[Items listed in a dataset]

BEGIN

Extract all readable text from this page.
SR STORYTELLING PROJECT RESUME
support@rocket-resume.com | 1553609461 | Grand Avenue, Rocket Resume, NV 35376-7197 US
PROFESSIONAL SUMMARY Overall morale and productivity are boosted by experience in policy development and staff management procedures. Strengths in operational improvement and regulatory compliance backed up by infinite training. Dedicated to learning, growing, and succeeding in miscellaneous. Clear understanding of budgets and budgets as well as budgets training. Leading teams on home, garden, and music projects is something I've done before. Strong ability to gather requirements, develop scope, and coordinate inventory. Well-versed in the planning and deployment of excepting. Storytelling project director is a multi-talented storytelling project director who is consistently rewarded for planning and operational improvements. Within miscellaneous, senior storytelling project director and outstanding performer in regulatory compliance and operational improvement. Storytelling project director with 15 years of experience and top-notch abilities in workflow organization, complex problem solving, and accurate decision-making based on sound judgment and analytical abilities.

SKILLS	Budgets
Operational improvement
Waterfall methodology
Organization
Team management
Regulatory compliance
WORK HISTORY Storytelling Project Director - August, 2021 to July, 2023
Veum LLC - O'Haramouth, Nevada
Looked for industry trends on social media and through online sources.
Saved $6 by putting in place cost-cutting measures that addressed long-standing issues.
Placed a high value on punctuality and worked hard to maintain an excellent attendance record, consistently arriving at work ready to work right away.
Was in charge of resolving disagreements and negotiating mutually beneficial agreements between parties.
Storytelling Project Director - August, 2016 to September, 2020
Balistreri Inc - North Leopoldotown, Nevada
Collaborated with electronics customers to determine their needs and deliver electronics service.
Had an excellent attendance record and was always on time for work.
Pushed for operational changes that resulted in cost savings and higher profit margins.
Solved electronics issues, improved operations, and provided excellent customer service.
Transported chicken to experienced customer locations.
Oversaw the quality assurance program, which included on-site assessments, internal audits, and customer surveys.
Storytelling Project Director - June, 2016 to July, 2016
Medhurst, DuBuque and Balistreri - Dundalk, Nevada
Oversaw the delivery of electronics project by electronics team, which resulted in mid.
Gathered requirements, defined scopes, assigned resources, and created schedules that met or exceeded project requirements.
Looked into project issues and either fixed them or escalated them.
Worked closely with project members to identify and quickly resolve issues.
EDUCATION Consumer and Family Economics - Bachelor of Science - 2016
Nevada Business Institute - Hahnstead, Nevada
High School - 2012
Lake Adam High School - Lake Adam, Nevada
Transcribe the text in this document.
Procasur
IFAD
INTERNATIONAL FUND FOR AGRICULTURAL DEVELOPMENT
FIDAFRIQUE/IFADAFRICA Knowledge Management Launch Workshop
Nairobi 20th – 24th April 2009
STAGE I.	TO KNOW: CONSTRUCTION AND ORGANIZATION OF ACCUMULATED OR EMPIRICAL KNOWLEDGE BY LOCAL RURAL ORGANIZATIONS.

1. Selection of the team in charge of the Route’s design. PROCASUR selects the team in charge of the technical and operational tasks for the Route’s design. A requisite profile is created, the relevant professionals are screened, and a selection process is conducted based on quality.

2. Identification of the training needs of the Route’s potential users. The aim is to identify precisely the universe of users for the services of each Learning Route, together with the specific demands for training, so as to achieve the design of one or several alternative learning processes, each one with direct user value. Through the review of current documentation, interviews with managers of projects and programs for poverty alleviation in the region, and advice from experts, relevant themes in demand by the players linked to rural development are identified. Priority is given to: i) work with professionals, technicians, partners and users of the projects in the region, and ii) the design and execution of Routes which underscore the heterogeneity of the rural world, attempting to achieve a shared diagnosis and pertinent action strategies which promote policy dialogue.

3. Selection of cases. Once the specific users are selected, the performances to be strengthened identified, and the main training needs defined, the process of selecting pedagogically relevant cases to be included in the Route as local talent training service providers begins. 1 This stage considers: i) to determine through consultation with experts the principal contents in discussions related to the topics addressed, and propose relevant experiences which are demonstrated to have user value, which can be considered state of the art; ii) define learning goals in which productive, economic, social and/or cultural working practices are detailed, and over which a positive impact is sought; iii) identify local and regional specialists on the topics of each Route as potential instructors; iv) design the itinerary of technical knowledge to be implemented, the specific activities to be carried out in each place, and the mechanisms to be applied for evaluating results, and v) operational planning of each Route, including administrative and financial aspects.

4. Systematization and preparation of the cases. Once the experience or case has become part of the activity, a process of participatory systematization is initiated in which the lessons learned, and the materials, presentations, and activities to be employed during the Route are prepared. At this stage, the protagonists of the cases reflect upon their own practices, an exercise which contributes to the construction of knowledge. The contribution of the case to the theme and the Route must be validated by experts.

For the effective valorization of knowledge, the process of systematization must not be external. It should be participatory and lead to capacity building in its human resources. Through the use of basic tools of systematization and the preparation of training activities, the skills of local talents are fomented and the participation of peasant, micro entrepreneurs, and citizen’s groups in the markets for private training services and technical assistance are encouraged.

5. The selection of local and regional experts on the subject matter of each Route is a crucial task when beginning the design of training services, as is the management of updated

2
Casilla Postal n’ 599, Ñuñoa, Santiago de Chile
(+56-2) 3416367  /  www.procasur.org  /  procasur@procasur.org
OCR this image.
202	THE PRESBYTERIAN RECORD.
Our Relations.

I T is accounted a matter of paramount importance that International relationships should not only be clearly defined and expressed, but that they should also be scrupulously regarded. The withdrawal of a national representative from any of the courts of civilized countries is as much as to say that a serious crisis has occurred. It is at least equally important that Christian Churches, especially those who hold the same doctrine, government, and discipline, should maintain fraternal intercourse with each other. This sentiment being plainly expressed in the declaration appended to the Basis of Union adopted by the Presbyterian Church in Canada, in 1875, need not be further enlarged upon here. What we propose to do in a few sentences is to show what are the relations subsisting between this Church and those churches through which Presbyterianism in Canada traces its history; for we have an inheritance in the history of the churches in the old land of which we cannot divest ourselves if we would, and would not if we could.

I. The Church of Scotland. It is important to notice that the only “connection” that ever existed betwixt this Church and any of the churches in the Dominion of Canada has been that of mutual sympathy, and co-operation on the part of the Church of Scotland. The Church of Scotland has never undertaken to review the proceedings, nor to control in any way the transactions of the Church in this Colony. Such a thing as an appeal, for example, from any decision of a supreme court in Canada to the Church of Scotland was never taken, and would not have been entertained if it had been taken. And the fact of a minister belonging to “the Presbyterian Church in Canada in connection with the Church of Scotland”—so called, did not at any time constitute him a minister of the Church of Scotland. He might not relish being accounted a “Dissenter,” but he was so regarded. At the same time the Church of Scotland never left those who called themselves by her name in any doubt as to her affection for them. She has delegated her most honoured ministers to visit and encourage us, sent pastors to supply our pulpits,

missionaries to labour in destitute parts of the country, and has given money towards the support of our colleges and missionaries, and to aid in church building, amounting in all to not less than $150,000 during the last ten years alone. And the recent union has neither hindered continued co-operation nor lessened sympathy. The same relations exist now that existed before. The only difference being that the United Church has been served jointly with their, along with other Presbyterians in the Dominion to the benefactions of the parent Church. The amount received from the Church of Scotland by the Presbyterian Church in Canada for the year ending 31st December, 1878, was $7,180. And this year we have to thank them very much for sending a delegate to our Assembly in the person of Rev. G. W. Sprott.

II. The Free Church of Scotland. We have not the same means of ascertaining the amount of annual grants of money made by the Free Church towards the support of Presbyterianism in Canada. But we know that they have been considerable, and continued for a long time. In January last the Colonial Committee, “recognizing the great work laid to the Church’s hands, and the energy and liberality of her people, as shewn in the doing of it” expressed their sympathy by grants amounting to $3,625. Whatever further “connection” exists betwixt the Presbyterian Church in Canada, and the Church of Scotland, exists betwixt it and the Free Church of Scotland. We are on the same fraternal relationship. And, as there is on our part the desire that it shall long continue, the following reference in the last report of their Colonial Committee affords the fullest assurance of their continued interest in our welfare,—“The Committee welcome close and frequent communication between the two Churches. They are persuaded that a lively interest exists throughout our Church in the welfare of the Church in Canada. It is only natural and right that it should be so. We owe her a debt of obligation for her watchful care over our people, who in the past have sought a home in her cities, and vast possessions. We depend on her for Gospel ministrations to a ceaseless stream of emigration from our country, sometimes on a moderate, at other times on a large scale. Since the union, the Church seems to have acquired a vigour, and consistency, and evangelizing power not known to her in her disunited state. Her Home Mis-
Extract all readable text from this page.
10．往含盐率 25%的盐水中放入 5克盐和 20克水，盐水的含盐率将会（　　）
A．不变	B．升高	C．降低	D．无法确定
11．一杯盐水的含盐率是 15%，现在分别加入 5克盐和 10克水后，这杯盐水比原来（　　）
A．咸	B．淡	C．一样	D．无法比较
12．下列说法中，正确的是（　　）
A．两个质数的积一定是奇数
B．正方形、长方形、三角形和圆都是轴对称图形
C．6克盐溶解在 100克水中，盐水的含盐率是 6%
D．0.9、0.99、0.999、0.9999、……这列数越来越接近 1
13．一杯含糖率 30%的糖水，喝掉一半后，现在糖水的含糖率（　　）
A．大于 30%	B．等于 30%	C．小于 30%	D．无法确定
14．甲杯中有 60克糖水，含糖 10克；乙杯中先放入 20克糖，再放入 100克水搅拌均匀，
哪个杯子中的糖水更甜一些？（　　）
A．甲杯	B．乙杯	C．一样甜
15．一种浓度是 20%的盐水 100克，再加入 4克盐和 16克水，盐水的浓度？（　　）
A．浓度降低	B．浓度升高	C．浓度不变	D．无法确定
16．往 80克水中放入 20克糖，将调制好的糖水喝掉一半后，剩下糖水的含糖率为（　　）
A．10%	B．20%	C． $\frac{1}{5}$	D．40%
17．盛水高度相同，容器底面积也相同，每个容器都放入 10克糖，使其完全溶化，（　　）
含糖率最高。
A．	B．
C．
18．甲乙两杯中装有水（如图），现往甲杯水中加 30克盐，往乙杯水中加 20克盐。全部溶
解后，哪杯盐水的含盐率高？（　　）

END

### [Exercise brief]
Only a number is wanted: how many lines contain the word "cost"?

### [Final answer]
2